■ DATA RECORDS

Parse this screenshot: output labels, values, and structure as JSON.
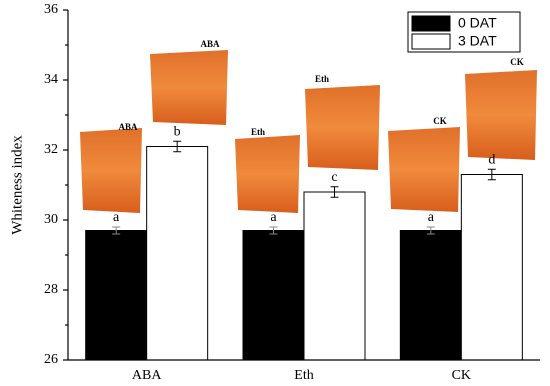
{
  "chart_data": {
    "type": "bar",
    "y_label": "Whiteness index",
    "categories": [
      "ABA",
      "Eth",
      "CK"
    ],
    "series": [
      {
        "name": "0 DAT",
        "color": "#000000",
        "values": [
          29.7,
          29.7,
          29.7
        ],
        "errors": [
          0.1,
          0.1,
          0.1
        ],
        "letters": [
          "a",
          "a",
          "a"
        ]
      },
      {
        "name": "3 DAT",
        "color": "#ffffff",
        "values": [
          32.1,
          30.8,
          31.3
        ],
        "errors": [
          0.15,
          0.15,
          0.15
        ],
        "letters": [
          "b",
          "c",
          "d"
        ]
      }
    ],
    "photo_labels": [
      "ABA",
      "ABA",
      "Eth",
      "Eth",
      "CK",
      "CK"
    ],
    "ylim": [
      26,
      36
    ],
    "yticks": [
      26,
      28,
      30,
      32,
      34,
      36
    ],
    "legend": "top-right"
  }
}
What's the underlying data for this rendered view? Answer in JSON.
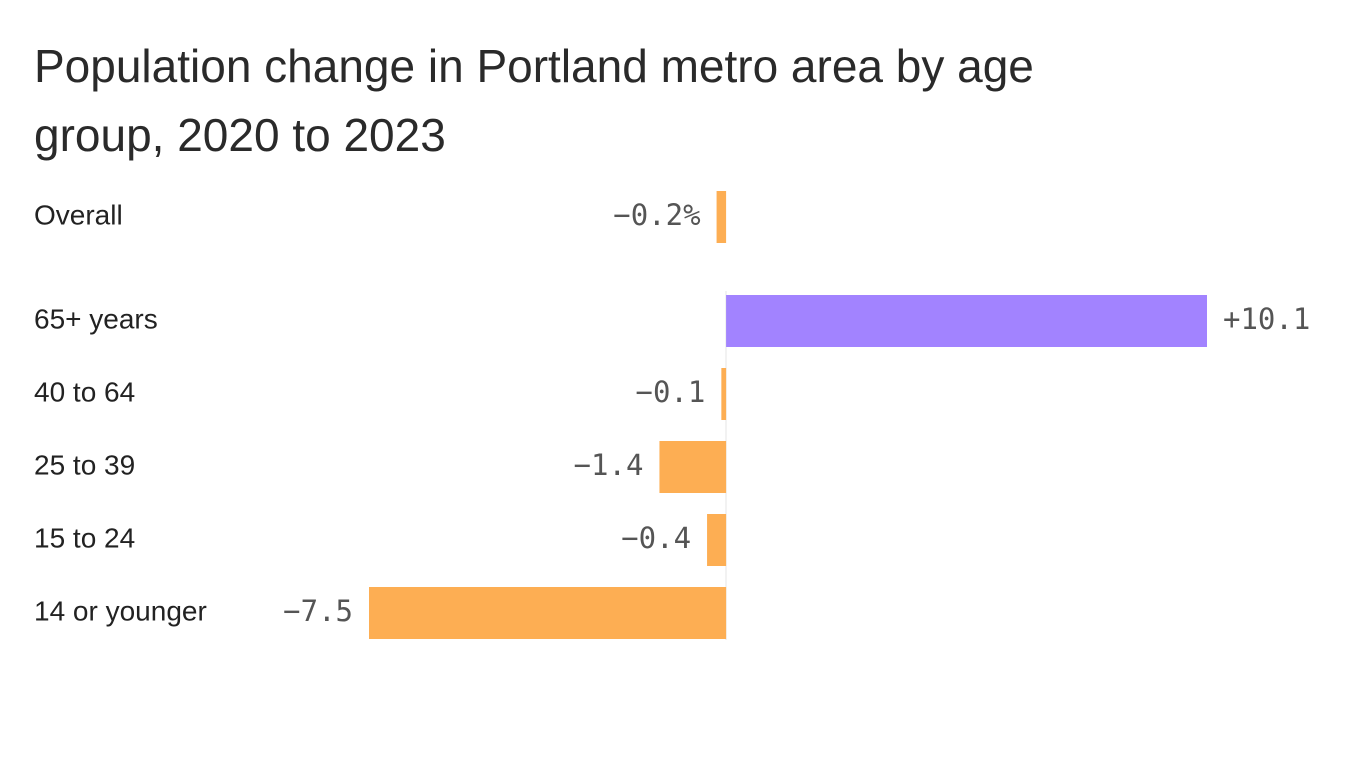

■ WHAT IS EXPECTED
Write out each line of the data exactly; the images should be left out.

■ SOLUTION TO THE EXERCISE
Parse this screenshot: output labels, values, and structure as JSON.
{
  "chart_data": {
    "type": "bar",
    "y_label": "Whiteness index",
    "categories": [
      "ABA",
      "Eth",
      "CK"
    ],
    "series": [
      {
        "name": "0 DAT",
        "color": "#000000",
        "values": [
          29.7,
          29.7,
          29.7
        ],
        "errors": [
          0.1,
          0.1,
          0.1
        ],
        "letters": [
          "a",
          "a",
          "a"
        ]
      },
      {
        "name": "3 DAT",
        "color": "#ffffff",
        "values": [
          32.1,
          30.8,
          31.3
        ],
        "errors": [
          0.15,
          0.15,
          0.15
        ],
        "letters": [
          "b",
          "c",
          "d"
        ]
      }
    ],
    "photo_labels": [
      "ABA",
      "ABA",
      "Eth",
      "Eth",
      "CK",
      "CK"
    ],
    "ylim": [
      26,
      36
    ],
    "yticks": [
      26,
      28,
      30,
      32,
      34,
      36
    ],
    "legend": "top-right"
  }
}
What's the underlying data for this rendered view? Answer in JSON.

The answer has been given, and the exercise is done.